(Data entries)
□ □ □ □

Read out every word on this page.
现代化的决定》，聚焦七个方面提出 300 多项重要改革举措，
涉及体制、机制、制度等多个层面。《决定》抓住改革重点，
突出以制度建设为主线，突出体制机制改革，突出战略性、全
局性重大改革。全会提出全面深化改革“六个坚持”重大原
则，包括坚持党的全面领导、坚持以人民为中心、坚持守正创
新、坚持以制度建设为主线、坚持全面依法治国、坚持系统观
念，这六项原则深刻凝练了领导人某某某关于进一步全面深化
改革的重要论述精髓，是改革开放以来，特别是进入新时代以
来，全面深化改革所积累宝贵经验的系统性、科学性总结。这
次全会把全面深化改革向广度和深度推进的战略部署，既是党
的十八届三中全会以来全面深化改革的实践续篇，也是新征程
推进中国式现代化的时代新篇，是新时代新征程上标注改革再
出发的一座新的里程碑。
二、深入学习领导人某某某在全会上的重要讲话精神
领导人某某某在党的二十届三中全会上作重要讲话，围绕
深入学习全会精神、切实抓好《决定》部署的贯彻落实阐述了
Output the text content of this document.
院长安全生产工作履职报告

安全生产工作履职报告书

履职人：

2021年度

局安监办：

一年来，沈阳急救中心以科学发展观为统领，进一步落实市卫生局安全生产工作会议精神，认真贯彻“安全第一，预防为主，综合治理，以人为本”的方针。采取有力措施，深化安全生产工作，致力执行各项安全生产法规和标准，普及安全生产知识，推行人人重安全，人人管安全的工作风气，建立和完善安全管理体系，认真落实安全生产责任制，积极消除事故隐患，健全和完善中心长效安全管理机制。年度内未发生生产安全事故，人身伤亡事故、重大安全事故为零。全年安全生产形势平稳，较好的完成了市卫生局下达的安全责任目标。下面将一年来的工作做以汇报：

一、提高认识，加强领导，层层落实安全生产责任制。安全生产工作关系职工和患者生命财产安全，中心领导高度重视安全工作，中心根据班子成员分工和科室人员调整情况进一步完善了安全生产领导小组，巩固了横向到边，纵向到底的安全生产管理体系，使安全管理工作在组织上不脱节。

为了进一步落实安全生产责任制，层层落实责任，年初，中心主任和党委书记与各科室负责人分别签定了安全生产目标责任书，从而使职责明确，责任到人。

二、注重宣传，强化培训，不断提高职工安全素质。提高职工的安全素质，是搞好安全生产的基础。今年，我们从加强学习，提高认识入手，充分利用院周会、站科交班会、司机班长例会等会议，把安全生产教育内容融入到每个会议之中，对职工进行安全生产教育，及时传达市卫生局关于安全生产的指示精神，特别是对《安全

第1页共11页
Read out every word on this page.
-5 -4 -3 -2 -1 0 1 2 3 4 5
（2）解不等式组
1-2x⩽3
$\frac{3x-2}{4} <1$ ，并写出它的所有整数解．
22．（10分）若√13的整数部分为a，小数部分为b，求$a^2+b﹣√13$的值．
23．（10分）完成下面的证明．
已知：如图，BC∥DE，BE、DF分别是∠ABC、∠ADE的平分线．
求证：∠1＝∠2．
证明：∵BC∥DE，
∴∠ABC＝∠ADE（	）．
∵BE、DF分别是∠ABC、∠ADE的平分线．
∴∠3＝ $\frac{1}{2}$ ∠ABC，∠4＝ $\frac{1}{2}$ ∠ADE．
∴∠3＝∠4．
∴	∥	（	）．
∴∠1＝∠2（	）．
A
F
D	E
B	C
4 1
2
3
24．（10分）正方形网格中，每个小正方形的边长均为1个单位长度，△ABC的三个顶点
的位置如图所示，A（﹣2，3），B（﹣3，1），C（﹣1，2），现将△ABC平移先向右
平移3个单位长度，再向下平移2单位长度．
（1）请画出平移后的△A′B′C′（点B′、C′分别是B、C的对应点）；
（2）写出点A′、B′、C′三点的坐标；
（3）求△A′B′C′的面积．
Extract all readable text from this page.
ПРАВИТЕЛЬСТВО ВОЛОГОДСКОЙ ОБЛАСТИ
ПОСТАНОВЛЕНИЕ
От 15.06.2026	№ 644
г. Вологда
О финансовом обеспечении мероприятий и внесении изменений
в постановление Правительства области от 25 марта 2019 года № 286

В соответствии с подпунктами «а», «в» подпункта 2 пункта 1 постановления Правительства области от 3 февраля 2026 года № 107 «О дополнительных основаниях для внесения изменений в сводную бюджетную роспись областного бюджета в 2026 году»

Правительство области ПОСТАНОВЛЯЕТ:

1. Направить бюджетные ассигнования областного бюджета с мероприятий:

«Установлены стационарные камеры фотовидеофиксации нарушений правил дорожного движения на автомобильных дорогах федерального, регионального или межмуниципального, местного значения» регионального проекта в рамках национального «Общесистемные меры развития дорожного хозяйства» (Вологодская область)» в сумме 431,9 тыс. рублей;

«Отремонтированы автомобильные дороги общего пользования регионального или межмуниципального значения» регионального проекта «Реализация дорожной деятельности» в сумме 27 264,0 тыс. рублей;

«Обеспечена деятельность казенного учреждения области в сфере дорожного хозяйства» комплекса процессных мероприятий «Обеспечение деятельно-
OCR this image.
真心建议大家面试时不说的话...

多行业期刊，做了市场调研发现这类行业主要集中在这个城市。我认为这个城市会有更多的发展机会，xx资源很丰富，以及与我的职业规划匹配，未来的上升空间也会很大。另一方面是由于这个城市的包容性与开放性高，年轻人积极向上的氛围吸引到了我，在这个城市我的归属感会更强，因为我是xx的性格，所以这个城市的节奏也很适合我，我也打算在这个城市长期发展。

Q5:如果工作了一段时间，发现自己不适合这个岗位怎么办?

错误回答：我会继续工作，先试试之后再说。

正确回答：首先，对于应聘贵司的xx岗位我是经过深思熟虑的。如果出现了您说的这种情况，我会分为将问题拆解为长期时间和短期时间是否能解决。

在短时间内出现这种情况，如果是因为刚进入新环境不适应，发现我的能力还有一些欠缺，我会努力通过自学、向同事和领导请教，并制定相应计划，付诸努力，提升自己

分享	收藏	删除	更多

□ □ □ □

* [Problem to work on]
Copy the material above back out, exactly as written.

* [Worked answer]
Read out every word on this page.
现代化的决定》，聚焦七个方面提出 300 多项重要改革举措，
涉及体制、机制、制度等多个层面。《决定》抓住改革重点，
突出以制度建设为主线，突出体制机制改革，突出战略性、全
局性重大改革。全会提出全面深化改革“六个坚持”重大原
则，包括坚持党的全面领导、坚持以人民为中心、坚持守正创
新、坚持以制度建设为主线、坚持全面依法治国、坚持系统观
念，这六项原则深刻凝练了领导人某某某关于进一步全面深化
改革的重要论述精髓，是改革开放以来，特别是进入新时代以
来，全面深化改革所积累宝贵经验的系统性、科学性总结。这
次全会把全面深化改革向广度和深度推进的战略部署，既是党
的十八届三中全会以来全面深化改革的实践续篇，也是新征程
推进中国式现代化的时代新篇，是新时代新征程上标注改革再
出发的一座新的里程碑。
二、深入学习领导人某某某在全会上的重要讲话精神
领导人某某某在党的二十届三中全会上作重要讲话，围绕
深入学习全会精神、切实抓好《决定》部署的贯彻落实阐述了
Output the text content of this document.
院长安全生产工作履职报告

安全生产工作履职报告书

履职人：

2021年度

局安监办：

一年来，沈阳急救中心以科学发展观为统领，进一步落实市卫生局安全生产工作会议精神，认真贯彻“安全第一，预防为主，综合治理，以人为本”的方针。采取有力措施，深化安全生产工作，致力执行各项安全生产法规和标准，普及安全生产知识，推行人人重安全，人人管安全的工作风气，建立和完善安全管理体系，认真落实安全生产责任制，积极消除事故隐患，健全和完善中心长效安全管理机制。年度内未发生生产安全事故，人身伤亡事故、重大安全事故为零。全年安全生产形势平稳，较好的完成了市卫生局下达的安全责任目标。下面将一年来的工作做以汇报：

一、提高认识，加强领导，层层落实安全生产责任制。安全生产工作关系职工和患者生命财产安全，中心领导高度重视安全工作，中心根据班子成员分工和科室人员调整情况进一步完善了安全生产领导小组，巩固了横向到边，纵向到底的安全生产管理体系，使安全管理工作在组织上不脱节。

为了进一步落实安全生产责任制，层层落实责任，年初，中心主任和党委书记与各科室负责人分别签定了安全生产目标责任书，从而使职责明确，责任到人。

二、注重宣传，强化培训，不断提高职工安全素质。提高职工的安全素质，是搞好安全生产的基础。今年，我们从加强学习，提高认识入手，充分利用院周会、站科交班会、司机班长例会等会议，把安全生产教育内容融入到每个会议之中，对职工进行安全生产教育，及时传达市卫生局关于安全生产的指示精神，特别是对《安全

第1页共11页
Read out every word on this page.
-5 -4 -3 -2 -1 0 1 2 3 4 5
（2）解不等式组
1-2x⩽3
$\frac{3x-2}{4} <1$ ，并写出它的所有整数解．
22．（10分）若√13的整数部分为a，小数部分为b，求$a^2+b﹣√13$的值．
23．（10分）完成下面的证明．
已知：如图，BC∥DE，BE、DF分别是∠ABC、∠ADE的平分线．
求证：∠1＝∠2．
证明：∵BC∥DE，
∴∠ABC＝∠ADE（	）．
∵BE、DF分别是∠ABC、∠ADE的平分线．
∴∠3＝ $\frac{1}{2}$ ∠ABC，∠4＝ $\frac{1}{2}$ ∠ADE．
∴∠3＝∠4．
∴	∥	（	）．
∴∠1＝∠2（	）．
A
F
D	E
B	C
4 1
2
3
24．（10分）正方形网格中，每个小正方形的边长均为1个单位长度，△ABC的三个顶点
的位置如图所示，A（﹣2，3），B（﹣3，1），C（﹣1，2），现将△ABC平移先向右
平移3个单位长度，再向下平移2单位长度．
（1）请画出平移后的△A′B′C′（点B′、C′分别是B、C的对应点）；
（2）写出点A′、B′、C′三点的坐标；
（3）求△A′B′C′的面积．
Extract all readable text from this page.
ПРАВИТЕЛЬСТВО ВОЛОГОДСКОЙ ОБЛАСТИ
ПОСТАНОВЛЕНИЕ
От 15.06.2026	№ 644
г. Вологда
О финансовом обеспечении мероприятий и внесении изменений
в постановление Правительства области от 25 марта 2019 года № 286

В соответствии с подпунктами «а», «в» подпункта 2 пункта 1 постановления Правительства области от 3 февраля 2026 года № 107 «О дополнительных основаниях для внесения изменений в сводную бюджетную роспись областного бюджета в 2026 году»

Правительство области ПОСТАНОВЛЯЕТ:

1. Направить бюджетные ассигнования областного бюджета с мероприятий:

«Установлены стационарные камеры фотовидеофиксации нарушений правил дорожного движения на автомобильных дорогах федерального, регионального или межмуниципального, местного значения» регионального проекта в рамках национального «Общесистемные меры развития дорожного хозяйства» (Вологодская область)» в сумме 431,9 тыс. рублей;

«Отремонтированы автомобильные дороги общего пользования регионального или межмуниципального значения» регионального проекта «Реализация дорожной деятельности» в сумме 27 264,0 тыс. рублей;

«Обеспечена деятельность казенного учреждения области в сфере дорожного хозяйства» комплекса процессных мероприятий «Обеспечение деятельно-
OCR this image.
真心建议大家面试时不说的话...

多行业期刊，做了市场调研发现这类行业主要集中在这个城市。我认为这个城市会有更多的发展机会，xx资源很丰富，以及与我的职业规划匹配，未来的上升空间也会很大。另一方面是由于这个城市的包容性与开放性高，年轻人积极向上的氛围吸引到了我，在这个城市我的归属感会更强，因为我是xx的性格，所以这个城市的节奏也很适合我，我也打算在这个城市长期发展。

Q5:如果工作了一段时间，发现自己不适合这个岗位怎么办?

错误回答：我会继续工作，先试试之后再说。

正确回答：首先，对于应聘贵司的xx岗位我是经过深思熟虑的。如果出现了您说的这种情况，我会分为将问题拆解为长期时间和短期时间是否能解决。

在短时间内出现这种情况，如果是因为刚进入新环境不适应，发现我的能力还有一些欠缺，我会努力通过自学、向同事和领导请教，并制定相应计划，付诸努力，提升自己

分享	收藏	删除	更多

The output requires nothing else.